Written request: Exactly reproduce all the records, keeping pictures out of the copy.

Records for the exercise:

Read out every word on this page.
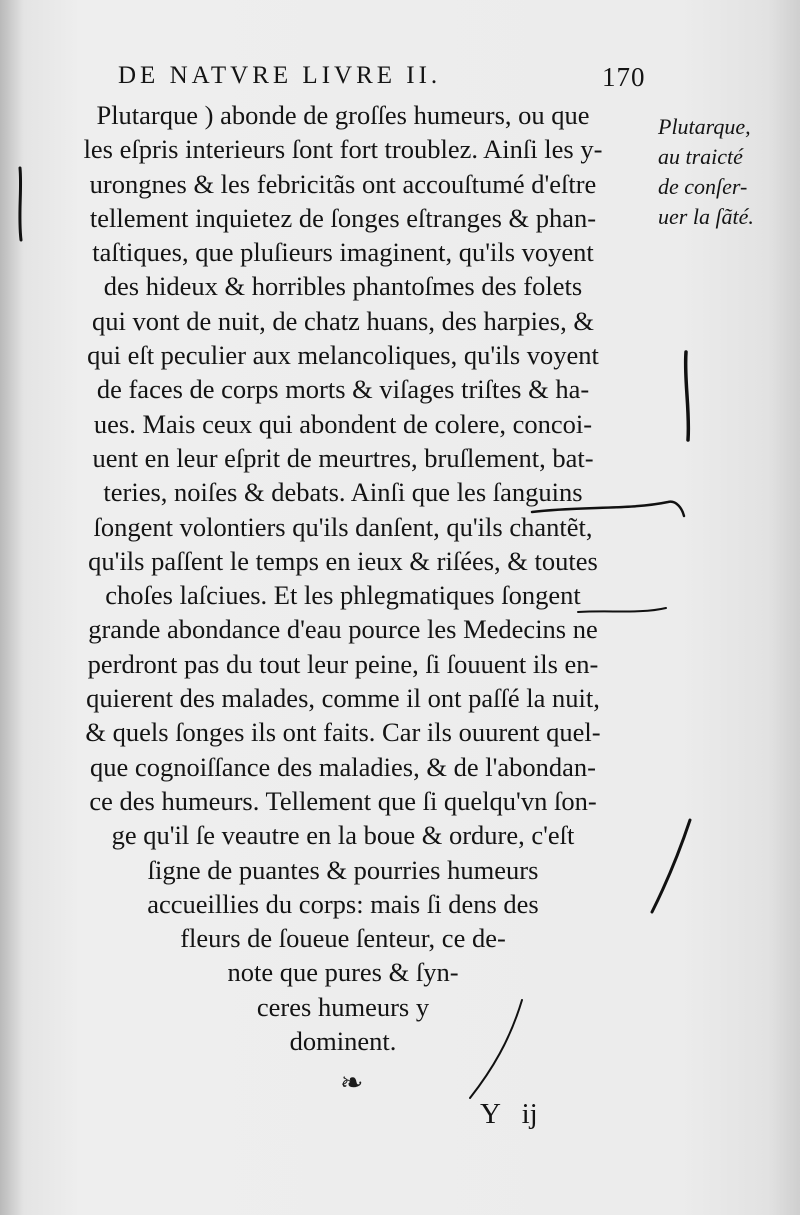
DE NATVRE LIVRE II.	170
Plutarque ) abonde de groſſes humeurs, ou que
les eſpris interieurs ſont fort troublez. Ainſi les y-
urongnes & les febricitãs ont accouſtumé d'eſtre
tellement inquietez de ſonges eſtranges & phan-
taſtiques, que pluſieurs imaginent, qu'ils voyent
des hideux & horribles phantoſmes des folets
qui vont de nuit, de chatz huans, des harpies, &
qui eſt peculier aux melancoliques, qu'ils voyent
de faces de corps morts & viſages triſtes & ha-
ues. Mais ceux qui abondent de colere, concoi-
uent en leur eſprit de meurtres, bruſlement, bat-
teries, noiſes & debats. Ainſi que les ſanguins
ſongent volontiers qu'ils danſent, qu'ils chantẽt,
qu'ils paſſent le temps en ieux & riſées, & toutes
choſes laſciues. Et les phlegmatiques ſongent
grande abondance d'eau pource les Medecins ne
perdront pas du tout leur peine, ſi ſouuent ils en-
quierent des malades, comme il ont paſſé la nuit,
& quels ſonges ils ont faits. Car ils ouurent quel-
que cognoiſſance des maladies, & de l'abondan-
ce des humeurs. Tellement que ſi quelqu'vn ſon-
ge qu'il ſe veautre en la boue & ordure, c'eſt
ſigne de puantes & pourries humeurs
accueillies du corps: mais ſi dens des
fleurs de ſoueue ſenteur, ce de-
note que pures & ſyn-
ceres humeurs y
dominent.
Plutarque,
au traicté
de conſer-
uer la ſãté.
❧
Y   ij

Task output:
Read out every word on this page.
DE NATVRE LIVRE II.	170
Plutarque ) abonde de groſſes humeurs, ou que
les eſpris interieurs ſont fort troublez. Ainſi les y-
urongnes & les febricitãs ont accouſtumé d'eſtre
tellement inquietez de ſonges eſtranges & phan-
taſtiques, que pluſieurs imaginent, qu'ils voyent
des hideux & horribles phantoſmes des folets
qui vont de nuit, de chatz huans, des harpies, &
qui eſt peculier aux melancoliques, qu'ils voyent
de faces de corps morts & viſages triſtes & ha-
ues. Mais ceux qui abondent de colere, concoi-
uent en leur eſprit de meurtres, bruſlement, bat-
teries, noiſes & debats. Ainſi que les ſanguins
ſongent volontiers qu'ils danſent, qu'ils chantẽt,
qu'ils paſſent le temps en ieux & riſées, & toutes
choſes laſciues. Et les phlegmatiques ſongent
grande abondance d'eau pource les Medecins ne
perdront pas du tout leur peine, ſi ſouuent ils en-
quierent des malades, comme il ont paſſé la nuit,
& quels ſonges ils ont faits. Car ils ouurent quel-
que cognoiſſance des maladies, & de l'abondan-
ce des humeurs. Tellement que ſi quelqu'vn ſon-
ge qu'il ſe veautre en la boue & ordure, c'eſt
ſigne de puantes & pourries humeurs
accueillies du corps: mais ſi dens des
fleurs de ſoueue ſenteur, ce de-
note que pures & ſyn-
ceres humeurs y
dominent.
Plutarque,
au traicté
de conſer-
uer la ſãté.
❧
Y   ij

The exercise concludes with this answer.